** What is being asked **
Locate every line in the records below that holds the word "Altersgrenze" and return each one.

>> start Stored data

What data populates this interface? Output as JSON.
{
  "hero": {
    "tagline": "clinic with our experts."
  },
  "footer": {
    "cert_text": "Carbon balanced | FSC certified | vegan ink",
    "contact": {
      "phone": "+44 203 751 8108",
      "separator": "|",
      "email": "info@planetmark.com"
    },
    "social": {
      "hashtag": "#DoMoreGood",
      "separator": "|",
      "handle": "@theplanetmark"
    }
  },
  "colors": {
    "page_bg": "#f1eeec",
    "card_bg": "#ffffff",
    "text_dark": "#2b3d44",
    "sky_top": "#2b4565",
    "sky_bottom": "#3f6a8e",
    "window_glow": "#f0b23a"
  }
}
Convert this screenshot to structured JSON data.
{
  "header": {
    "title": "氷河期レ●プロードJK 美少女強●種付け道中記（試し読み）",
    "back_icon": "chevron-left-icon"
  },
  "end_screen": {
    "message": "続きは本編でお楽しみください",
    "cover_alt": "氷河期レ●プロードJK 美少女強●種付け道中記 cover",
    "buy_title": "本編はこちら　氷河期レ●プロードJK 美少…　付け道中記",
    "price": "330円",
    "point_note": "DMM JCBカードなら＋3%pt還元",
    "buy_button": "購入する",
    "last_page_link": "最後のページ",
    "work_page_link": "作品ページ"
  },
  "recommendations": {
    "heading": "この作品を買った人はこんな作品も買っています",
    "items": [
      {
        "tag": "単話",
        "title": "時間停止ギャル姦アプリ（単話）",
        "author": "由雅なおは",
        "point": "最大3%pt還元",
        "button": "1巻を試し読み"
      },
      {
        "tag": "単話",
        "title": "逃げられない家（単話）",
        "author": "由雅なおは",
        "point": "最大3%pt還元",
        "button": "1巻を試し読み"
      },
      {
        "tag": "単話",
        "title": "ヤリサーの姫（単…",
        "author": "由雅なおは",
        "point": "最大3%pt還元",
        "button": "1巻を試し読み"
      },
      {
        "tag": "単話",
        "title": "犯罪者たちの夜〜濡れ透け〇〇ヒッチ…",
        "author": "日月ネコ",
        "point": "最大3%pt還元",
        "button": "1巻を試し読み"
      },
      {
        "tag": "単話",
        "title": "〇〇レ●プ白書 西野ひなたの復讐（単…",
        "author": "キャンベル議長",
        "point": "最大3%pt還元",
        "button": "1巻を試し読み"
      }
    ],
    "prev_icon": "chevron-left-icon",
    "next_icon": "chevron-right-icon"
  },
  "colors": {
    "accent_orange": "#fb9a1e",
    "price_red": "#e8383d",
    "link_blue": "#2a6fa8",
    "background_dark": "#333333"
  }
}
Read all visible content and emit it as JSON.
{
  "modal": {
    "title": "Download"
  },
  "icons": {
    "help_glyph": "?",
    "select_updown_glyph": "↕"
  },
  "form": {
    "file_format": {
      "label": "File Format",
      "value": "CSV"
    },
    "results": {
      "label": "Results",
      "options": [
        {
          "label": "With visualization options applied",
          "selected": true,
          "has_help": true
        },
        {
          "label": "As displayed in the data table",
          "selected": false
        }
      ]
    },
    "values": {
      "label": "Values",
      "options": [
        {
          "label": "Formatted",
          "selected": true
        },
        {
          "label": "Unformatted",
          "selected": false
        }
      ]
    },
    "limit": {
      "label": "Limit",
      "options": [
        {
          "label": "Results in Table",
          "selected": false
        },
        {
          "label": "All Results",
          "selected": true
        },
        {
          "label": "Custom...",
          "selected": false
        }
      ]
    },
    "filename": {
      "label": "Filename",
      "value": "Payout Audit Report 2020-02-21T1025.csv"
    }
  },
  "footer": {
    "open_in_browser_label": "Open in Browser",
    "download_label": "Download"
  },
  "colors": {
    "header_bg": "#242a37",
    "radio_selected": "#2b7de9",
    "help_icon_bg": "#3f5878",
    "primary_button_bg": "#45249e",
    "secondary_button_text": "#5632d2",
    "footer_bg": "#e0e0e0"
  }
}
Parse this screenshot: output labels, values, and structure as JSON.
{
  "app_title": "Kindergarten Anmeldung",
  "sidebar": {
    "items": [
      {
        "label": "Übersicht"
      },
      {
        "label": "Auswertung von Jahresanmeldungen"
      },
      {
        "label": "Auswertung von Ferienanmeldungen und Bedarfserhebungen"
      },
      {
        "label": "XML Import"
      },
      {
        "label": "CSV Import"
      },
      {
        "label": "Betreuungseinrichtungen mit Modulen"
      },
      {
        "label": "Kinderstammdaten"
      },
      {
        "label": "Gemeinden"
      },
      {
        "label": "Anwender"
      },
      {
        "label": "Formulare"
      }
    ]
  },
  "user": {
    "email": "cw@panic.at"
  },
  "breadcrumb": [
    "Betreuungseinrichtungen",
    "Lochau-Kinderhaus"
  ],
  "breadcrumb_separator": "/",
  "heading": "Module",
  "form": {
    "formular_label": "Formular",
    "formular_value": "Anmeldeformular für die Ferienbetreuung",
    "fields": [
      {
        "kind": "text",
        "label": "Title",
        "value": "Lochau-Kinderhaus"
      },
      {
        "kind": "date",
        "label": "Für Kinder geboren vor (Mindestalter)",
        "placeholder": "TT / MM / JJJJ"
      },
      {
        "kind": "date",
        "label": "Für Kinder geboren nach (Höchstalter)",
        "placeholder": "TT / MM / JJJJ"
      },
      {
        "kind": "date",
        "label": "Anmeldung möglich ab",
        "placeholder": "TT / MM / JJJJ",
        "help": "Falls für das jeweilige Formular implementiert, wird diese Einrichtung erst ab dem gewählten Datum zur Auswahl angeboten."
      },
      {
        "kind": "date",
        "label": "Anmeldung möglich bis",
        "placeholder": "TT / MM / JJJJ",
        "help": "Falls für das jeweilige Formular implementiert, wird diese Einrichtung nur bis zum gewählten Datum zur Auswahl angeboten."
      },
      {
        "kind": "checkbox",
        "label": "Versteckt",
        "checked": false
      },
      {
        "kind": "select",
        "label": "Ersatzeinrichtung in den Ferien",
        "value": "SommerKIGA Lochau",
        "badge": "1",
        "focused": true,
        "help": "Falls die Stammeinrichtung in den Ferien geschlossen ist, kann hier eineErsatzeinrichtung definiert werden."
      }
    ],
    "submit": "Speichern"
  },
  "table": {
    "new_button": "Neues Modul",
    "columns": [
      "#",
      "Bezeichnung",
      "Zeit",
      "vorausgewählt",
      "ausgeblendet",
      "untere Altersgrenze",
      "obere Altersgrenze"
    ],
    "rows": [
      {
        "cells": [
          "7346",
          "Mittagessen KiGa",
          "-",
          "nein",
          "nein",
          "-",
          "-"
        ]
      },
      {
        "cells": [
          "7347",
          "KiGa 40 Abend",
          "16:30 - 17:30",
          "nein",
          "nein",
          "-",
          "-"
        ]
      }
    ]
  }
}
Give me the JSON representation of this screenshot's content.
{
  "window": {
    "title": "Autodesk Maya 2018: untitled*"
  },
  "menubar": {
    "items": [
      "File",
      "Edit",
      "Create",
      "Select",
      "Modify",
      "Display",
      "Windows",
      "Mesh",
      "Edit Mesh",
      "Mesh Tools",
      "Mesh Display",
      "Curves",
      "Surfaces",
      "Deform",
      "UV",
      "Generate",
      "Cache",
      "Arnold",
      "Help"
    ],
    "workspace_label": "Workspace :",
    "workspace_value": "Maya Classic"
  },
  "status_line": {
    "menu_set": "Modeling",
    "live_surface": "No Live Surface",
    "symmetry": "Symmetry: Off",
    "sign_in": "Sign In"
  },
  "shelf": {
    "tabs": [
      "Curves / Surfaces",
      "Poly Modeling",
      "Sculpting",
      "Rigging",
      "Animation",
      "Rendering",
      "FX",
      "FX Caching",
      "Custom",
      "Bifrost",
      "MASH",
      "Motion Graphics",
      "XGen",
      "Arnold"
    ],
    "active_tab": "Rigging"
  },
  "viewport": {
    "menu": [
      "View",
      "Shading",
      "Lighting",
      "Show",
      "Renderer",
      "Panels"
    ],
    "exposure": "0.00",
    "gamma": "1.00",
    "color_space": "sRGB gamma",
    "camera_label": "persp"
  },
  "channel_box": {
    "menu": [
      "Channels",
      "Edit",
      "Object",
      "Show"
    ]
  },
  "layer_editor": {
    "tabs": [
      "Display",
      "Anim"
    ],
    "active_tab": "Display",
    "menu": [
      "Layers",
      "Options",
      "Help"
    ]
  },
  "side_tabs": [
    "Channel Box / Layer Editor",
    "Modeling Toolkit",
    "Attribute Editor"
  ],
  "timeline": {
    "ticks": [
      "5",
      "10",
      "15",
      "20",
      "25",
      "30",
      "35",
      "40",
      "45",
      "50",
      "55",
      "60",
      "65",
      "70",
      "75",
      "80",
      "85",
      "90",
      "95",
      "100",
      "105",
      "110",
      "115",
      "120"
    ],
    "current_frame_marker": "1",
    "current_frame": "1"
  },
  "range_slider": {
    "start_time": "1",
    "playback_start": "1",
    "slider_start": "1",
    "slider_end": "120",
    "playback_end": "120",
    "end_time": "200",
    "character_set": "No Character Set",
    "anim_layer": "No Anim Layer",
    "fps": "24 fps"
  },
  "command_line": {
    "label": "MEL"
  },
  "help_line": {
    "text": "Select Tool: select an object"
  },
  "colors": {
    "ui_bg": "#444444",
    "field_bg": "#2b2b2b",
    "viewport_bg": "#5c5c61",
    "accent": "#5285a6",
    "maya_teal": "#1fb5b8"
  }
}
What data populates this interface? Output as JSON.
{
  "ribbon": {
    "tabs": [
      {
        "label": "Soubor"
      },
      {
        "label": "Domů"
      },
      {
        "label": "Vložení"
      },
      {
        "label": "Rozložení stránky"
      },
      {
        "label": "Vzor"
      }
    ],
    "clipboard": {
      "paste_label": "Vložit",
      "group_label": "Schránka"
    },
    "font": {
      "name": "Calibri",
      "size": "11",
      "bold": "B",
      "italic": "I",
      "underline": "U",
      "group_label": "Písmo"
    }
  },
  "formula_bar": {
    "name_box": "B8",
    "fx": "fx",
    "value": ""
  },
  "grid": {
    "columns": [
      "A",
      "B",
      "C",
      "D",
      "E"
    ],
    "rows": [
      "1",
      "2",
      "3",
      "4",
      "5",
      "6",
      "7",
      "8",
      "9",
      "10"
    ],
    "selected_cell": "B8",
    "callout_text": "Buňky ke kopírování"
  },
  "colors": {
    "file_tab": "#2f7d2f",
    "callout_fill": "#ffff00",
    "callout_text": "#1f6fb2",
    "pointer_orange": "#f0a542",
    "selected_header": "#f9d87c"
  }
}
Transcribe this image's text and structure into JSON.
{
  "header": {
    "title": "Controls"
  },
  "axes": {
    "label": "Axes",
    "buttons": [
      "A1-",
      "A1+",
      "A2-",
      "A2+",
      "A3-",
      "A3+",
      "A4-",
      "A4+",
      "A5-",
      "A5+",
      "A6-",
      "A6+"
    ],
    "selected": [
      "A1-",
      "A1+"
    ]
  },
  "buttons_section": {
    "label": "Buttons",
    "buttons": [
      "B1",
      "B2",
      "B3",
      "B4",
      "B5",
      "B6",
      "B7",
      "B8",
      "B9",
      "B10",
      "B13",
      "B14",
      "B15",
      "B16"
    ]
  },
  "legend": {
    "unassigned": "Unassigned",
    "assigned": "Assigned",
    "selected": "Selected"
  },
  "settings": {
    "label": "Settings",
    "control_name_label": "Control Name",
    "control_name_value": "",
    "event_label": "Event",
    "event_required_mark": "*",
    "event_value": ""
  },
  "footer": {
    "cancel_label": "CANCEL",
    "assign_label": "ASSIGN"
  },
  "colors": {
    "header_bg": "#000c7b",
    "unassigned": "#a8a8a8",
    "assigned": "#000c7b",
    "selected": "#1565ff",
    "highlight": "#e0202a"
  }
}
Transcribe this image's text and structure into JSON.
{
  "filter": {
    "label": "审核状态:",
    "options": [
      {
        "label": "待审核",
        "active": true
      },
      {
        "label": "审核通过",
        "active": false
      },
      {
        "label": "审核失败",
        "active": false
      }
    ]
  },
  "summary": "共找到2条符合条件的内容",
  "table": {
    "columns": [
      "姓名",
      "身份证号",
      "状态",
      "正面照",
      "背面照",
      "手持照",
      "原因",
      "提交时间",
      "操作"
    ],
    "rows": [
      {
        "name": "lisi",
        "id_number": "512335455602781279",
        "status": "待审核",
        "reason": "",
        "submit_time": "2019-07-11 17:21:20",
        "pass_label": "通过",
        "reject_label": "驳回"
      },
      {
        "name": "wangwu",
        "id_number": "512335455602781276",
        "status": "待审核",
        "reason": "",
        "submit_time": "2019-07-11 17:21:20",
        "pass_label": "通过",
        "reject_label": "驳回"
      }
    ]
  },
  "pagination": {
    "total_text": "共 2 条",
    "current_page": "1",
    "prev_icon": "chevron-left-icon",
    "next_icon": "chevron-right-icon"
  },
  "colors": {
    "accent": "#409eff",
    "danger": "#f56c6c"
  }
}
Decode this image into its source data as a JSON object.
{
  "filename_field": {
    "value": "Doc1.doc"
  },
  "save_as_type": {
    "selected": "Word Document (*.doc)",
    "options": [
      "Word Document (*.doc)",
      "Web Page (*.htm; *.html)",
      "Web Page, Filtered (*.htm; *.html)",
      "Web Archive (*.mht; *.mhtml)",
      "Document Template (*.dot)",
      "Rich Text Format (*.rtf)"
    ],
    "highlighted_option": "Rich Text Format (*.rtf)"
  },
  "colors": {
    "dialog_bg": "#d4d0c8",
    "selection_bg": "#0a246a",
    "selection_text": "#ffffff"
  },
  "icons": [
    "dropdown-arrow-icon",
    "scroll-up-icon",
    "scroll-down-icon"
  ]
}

>> end Stored data

** Answer for the task **
      "untere Altersgrenze",
      "obere Altersgrenze"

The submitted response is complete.